==== PROVIDED DATA

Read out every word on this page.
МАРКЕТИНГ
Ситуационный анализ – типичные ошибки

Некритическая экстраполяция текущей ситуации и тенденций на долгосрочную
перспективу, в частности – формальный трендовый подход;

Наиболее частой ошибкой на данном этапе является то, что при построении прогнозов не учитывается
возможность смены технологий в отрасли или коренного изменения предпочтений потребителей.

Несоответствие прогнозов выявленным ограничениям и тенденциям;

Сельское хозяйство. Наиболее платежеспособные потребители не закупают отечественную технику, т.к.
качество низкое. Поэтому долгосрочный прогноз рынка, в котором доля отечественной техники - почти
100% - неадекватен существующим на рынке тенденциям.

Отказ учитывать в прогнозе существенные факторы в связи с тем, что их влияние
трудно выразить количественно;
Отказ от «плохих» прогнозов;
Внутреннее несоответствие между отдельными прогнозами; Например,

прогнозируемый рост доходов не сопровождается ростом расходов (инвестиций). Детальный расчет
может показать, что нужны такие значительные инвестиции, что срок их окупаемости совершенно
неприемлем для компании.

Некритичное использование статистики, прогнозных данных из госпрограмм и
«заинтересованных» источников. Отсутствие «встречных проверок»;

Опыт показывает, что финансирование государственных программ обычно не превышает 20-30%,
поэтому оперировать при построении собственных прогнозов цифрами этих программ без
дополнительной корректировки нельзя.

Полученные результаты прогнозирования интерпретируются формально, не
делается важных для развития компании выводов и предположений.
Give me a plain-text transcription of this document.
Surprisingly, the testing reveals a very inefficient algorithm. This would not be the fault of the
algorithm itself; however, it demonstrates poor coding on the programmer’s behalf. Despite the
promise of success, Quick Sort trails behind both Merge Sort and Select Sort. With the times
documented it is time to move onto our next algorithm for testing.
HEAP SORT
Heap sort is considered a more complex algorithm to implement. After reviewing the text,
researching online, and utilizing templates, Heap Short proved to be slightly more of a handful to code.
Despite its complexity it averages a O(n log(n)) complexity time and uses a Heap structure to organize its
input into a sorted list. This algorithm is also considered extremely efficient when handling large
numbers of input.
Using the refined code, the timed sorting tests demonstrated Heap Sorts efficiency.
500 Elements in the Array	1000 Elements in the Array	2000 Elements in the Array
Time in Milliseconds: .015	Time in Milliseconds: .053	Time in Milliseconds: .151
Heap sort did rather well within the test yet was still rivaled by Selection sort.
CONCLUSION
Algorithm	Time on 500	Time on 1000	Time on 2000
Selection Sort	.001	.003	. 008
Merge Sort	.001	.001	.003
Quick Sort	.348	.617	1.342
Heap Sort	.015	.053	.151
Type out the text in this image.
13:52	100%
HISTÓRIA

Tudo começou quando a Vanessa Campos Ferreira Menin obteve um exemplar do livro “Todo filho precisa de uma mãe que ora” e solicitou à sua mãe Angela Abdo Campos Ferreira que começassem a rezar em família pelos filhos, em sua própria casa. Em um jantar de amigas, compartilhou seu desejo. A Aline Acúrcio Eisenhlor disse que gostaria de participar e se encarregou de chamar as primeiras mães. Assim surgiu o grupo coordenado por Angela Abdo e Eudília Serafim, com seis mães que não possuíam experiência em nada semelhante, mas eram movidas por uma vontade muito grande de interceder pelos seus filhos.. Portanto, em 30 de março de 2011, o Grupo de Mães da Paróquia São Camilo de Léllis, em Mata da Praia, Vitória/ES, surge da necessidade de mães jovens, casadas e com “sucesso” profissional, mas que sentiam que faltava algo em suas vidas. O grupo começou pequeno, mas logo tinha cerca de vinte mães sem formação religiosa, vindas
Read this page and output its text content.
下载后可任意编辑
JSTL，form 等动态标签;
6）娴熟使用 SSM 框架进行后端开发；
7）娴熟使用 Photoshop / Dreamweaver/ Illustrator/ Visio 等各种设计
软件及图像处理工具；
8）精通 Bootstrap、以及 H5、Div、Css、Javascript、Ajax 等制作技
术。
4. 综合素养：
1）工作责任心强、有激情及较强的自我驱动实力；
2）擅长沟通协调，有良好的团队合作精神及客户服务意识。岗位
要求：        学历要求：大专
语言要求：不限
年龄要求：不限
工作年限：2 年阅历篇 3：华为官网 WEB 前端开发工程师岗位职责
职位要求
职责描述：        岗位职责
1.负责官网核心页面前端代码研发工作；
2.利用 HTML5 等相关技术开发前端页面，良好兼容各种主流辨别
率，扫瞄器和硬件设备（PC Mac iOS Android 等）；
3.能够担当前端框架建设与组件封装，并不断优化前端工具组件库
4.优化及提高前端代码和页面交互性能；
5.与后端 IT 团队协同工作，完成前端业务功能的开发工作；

========

- REQUIRED WORK
Your task is to collect every line above that contains the word "Merge".

- TASK RESPONSE
promise of success, Quick Sort trails behind both Merge Sort and Select Sort. With the times
Merge Sort	.001	.001	.003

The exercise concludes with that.